--- begin Data rows ---

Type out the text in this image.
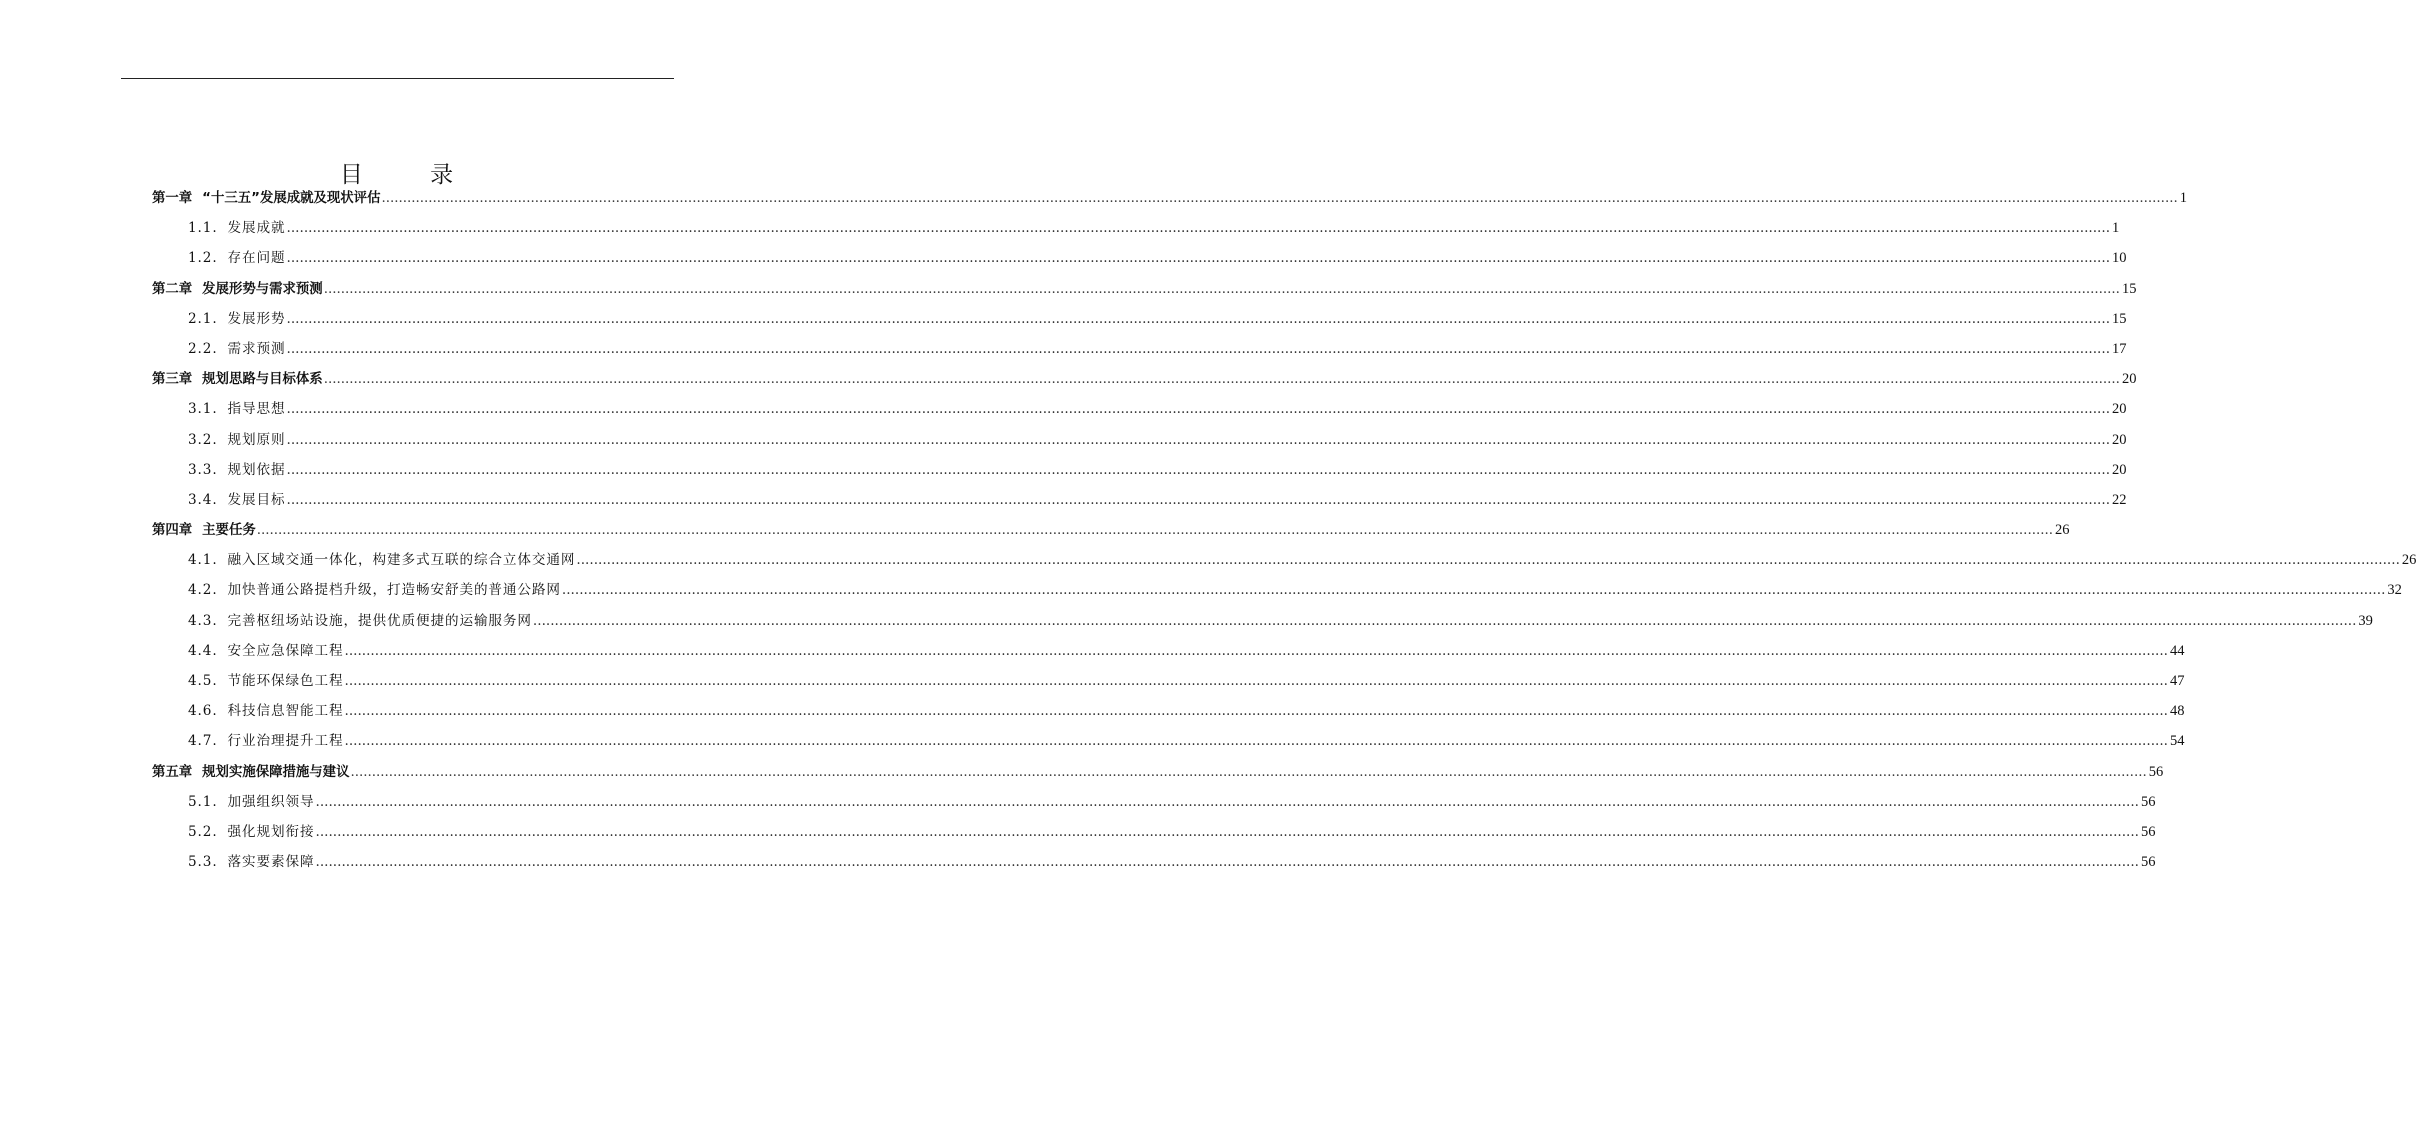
目 录
第一章 “十三五”发展成就及现状评估 .....	1
1.1. 发展成就 .....	1
1.2. 存在问题 .....	10
第二章 发展形势与需求预测 .....	15
2.1. 发展形势 .....	15
2.2. 需求预测 .....	17
第三章 规划思路与目标体系 .....	20
3.1. 指导思想 .....	20
3.2. 规划原则 .....	20
3.3. 规划依据 .....	20
3.4. 发展目标 .....	22
第四章 主要任务 .....	26
4.1. 融入区域交通一体化，构建多式互联的综合立体交通网 .....	26
4.2. 加快普通公路提档升级，打造畅安舒美的普通公路网 .....	32
4.3. 完善枢纽场站设施，提供优质便捷的运输服务网 .....	39
4.4. 安全应急保障工程 .....	44
4.5. 节能环保绿色工程 .....	47
4.6. 科技信息智能工程 .....	48
4.7. 行业治理提升工程 .....	54
第五章 规划实施保障措施与建议 .....	56
5.1. 加强组织领导 .....	56
5.2. 强化规划衔接 .....	56
5.3. 落实要素保障 .....	56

--- end Data rows ---

Keep the pictures out and write out the records exactly.

Type out the text in this image.
目 录
第一章 “十三五”发展成就及现状评估 .....	1
1.1. 发展成就 .....	1
1.2. 存在问题 .....	10
第二章 发展形势与需求预测 .....	15
2.1. 发展形势 .....	15
2.2. 需求预测 .....	17
第三章 规划思路与目标体系 .....	20
3.1. 指导思想 .....	20
3.2. 规划原则 .....	20
3.3. 规划依据 .....	20
3.4. 发展目标 .....	22
第四章 主要任务 .....	26
4.1. 融入区域交通一体化，构建多式互联的综合立体交通网 .....	26
4.2. 加快普通公路提档升级，打造畅安舒美的普通公路网 .....	32
4.3. 完善枢纽场站设施，提供优质便捷的运输服务网 .....	39
4.4. 安全应急保障工程 .....	44
4.5. 节能环保绿色工程 .....	47
4.6. 科技信息智能工程 .....	48
4.7. 行业治理提升工程 .....	54
第五章 规划实施保障措施与建议 .....	56
5.1. 加强组织领导 .....	56
5.2. 强化规划衔接 .....	56
5.3. 落实要素保障 .....	56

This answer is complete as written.